> _EXERCISE AIM_
Copy each line of the listing below exactly.

[Collection entries]

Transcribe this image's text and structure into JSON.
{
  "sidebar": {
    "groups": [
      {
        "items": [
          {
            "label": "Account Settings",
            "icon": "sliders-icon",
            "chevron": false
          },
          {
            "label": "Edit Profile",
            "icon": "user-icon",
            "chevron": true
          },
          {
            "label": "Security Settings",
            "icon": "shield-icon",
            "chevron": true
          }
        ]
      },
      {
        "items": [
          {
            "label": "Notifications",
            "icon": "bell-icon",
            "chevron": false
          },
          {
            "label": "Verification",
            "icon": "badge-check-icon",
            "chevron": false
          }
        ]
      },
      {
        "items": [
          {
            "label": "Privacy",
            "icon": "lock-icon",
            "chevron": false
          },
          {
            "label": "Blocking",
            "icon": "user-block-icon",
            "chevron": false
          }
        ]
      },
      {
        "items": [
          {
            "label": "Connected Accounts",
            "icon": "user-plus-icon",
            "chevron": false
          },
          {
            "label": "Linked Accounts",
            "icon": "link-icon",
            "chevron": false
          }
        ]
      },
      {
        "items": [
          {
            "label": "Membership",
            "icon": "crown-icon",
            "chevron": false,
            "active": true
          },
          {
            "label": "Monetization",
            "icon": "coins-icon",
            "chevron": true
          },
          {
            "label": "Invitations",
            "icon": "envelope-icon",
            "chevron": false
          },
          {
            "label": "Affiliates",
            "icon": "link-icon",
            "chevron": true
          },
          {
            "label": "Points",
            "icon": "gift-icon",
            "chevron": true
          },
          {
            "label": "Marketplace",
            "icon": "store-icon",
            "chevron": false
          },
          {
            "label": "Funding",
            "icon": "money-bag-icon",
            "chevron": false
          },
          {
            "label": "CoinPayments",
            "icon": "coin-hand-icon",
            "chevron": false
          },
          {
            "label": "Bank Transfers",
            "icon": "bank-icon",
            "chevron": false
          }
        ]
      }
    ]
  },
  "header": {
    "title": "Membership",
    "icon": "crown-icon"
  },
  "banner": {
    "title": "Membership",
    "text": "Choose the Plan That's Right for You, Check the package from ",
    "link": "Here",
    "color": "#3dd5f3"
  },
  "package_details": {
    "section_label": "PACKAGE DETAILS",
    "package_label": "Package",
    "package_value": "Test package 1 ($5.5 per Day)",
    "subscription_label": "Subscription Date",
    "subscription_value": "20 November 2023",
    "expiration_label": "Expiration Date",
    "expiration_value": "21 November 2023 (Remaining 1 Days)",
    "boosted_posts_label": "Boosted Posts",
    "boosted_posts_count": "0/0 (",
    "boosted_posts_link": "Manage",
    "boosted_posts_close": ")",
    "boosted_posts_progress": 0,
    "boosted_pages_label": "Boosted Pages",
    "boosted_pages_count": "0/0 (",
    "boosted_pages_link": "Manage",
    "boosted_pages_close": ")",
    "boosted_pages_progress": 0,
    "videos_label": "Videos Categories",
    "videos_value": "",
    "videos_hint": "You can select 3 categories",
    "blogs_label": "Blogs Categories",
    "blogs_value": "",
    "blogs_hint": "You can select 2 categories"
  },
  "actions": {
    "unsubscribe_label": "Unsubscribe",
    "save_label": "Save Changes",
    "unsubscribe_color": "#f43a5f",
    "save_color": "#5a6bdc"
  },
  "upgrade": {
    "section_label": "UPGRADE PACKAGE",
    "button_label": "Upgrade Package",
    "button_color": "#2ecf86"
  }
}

> _RESULT_
Transcribe this image's text and structure into JSON.
{
  "sidebar": {
    "groups": [
      {
        "items": [
          {
            "label": "Account Settings",
            "icon": "sliders-icon",
            "chevron": false
          },
          {
            "label": "Edit Profile",
            "icon": "user-icon",
            "chevron": true
          },
          {
            "label": "Security Settings",
            "icon": "shield-icon",
            "chevron": true
          }
        ]
      },
      {
        "items": [
          {
            "label": "Notifications",
            "icon": "bell-icon",
            "chevron": false
          },
          {
            "label": "Verification",
            "icon": "badge-check-icon",
            "chevron": false
          }
        ]
      },
      {
        "items": [
          {
            "label": "Privacy",
            "icon": "lock-icon",
            "chevron": false
          },
          {
            "label": "Blocking",
            "icon": "user-block-icon",
            "chevron": false
          }
        ]
      },
      {
        "items": [
          {
            "label": "Connected Accounts",
            "icon": "user-plus-icon",
            "chevron": false
          },
          {
            "label": "Linked Accounts",
            "icon": "link-icon",
            "chevron": false
          }
        ]
      },
      {
        "items": [
          {
            "label": "Membership",
            "icon": "crown-icon",
            "chevron": false,
            "active": true
          },
          {
            "label": "Monetization",
            "icon": "coins-icon",
            "chevron": true
          },
          {
            "label": "Invitations",
            "icon": "envelope-icon",
            "chevron": false
          },
          {
            "label": "Affiliates",
            "icon": "link-icon",
            "chevron": true
          },
          {
            "label": "Points",
            "icon": "gift-icon",
            "chevron": true
          },
          {
            "label": "Marketplace",
            "icon": "store-icon",
            "chevron": false
          },
          {
            "label": "Funding",
            "icon": "money-bag-icon",
            "chevron": false
          },
          {
            "label": "CoinPayments",
            "icon": "coin-hand-icon",
            "chevron": false
          },
          {
            "label": "Bank Transfers",
            "icon": "bank-icon",
            "chevron": false
          }
        ]
      }
    ]
  },
  "header": {
    "title": "Membership",
    "icon": "crown-icon"
  },
  "banner": {
    "title": "Membership",
    "text": "Choose the Plan That's Right for You, Check the package from ",
    "link": "Here",
    "color": "#3dd5f3"
  },
  "package_details": {
    "section_label": "PACKAGE DETAILS",
    "package_label": "Package",
    "package_value": "Test package 1 ($5.5 per Day)",
    "subscription_label": "Subscription Date",
    "subscription_value": "20 November 2023",
    "expiration_label": "Expiration Date",
    "expiration_value": "21 November 2023 (Remaining 1 Days)",
    "boosted_posts_label": "Boosted Posts",
    "boosted_posts_count": "0/0 (",
    "boosted_posts_link": "Manage",
    "boosted_posts_close": ")",
    "boosted_posts_progress": 0,
    "boosted_pages_label": "Boosted Pages",
    "boosted_pages_count": "0/0 (",
    "boosted_pages_link": "Manage",
    "boosted_pages_close": ")",
    "boosted_pages_progress": 0,
    "videos_label": "Videos Categories",
    "videos_value": "",
    "videos_hint": "You can select 3 categories",
    "blogs_label": "Blogs Categories",
    "blogs_value": "",
    "blogs_hint": "You can select 2 categories"
  },
  "actions": {
    "unsubscribe_label": "Unsubscribe",
    "save_label": "Save Changes",
    "unsubscribe_color": "#f43a5f",
    "save_color": "#5a6bdc"
  },
  "upgrade": {
    "section_label": "UPGRADE PACKAGE",
    "button_label": "Upgrade Package",
    "button_color": "#2ecf86"
  }
}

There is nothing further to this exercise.